**REQUIREMENT**. Search the listing for the string "JSON" and copy every line that contains it.
[Begin DATASET]
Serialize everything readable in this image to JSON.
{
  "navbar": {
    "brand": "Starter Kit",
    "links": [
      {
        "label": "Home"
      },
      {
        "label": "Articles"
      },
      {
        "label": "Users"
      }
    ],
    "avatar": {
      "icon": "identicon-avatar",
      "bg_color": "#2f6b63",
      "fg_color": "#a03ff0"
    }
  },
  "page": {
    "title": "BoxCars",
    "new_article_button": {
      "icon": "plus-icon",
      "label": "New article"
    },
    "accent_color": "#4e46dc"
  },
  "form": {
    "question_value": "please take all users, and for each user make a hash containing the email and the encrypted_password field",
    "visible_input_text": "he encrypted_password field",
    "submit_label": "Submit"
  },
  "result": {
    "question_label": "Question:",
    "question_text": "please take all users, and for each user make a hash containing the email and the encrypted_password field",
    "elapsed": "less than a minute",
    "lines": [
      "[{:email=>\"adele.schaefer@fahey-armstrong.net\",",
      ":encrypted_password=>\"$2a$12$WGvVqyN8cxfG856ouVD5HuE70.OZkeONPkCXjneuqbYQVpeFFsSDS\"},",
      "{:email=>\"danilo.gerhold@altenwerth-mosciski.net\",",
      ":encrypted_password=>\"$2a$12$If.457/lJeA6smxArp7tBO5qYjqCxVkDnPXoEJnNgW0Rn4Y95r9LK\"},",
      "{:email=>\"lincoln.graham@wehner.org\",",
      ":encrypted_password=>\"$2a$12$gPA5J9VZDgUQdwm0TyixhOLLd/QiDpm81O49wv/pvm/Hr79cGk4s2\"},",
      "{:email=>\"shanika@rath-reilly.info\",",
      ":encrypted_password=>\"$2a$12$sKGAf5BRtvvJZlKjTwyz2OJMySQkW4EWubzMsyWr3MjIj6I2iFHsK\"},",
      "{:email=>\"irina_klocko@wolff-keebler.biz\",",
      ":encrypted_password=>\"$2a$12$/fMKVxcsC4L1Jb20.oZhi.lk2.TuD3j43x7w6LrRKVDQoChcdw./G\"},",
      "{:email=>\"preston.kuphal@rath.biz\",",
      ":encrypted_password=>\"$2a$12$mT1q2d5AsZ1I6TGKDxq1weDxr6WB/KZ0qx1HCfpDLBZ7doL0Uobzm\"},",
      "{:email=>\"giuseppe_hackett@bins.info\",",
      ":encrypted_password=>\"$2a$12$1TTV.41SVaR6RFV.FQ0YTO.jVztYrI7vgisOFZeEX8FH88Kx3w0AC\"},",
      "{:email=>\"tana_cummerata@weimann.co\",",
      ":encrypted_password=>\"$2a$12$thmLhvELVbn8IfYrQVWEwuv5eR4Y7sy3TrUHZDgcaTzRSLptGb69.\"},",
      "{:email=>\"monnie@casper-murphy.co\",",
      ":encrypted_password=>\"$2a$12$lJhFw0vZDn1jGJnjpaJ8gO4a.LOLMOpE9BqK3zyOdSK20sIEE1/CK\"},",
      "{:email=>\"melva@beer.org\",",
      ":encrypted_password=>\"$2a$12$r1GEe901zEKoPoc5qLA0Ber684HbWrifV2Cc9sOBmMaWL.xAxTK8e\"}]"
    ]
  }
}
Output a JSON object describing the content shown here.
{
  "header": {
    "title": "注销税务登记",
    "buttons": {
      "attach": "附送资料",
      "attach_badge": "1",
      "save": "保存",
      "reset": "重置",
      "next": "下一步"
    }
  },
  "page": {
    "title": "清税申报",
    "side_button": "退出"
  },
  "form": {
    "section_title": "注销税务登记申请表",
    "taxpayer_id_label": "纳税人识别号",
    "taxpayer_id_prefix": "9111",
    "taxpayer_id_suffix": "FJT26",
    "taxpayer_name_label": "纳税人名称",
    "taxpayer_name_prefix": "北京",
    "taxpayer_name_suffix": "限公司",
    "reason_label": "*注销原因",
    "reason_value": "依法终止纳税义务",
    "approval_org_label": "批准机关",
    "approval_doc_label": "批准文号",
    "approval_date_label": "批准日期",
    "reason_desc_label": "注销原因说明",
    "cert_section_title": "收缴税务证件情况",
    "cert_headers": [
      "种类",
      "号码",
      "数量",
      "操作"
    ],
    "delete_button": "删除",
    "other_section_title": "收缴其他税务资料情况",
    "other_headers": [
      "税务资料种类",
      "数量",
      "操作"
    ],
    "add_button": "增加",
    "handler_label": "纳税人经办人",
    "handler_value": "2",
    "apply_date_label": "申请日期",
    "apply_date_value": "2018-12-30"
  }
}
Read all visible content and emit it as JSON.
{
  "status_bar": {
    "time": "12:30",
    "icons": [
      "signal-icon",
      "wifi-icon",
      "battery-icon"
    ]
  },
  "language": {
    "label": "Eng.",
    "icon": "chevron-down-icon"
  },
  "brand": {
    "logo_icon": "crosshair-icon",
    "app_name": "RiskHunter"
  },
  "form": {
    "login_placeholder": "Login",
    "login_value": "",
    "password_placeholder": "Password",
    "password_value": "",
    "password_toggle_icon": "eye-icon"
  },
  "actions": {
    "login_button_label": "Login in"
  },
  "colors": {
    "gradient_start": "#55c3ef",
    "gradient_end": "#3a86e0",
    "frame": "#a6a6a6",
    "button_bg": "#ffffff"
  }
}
[End DATASET]
**PROBLEM SOLUTION**.
Serialize everything readable in this image to JSON.
Output a JSON object describing the content shown here.
Read all visible content and emit it as JSON.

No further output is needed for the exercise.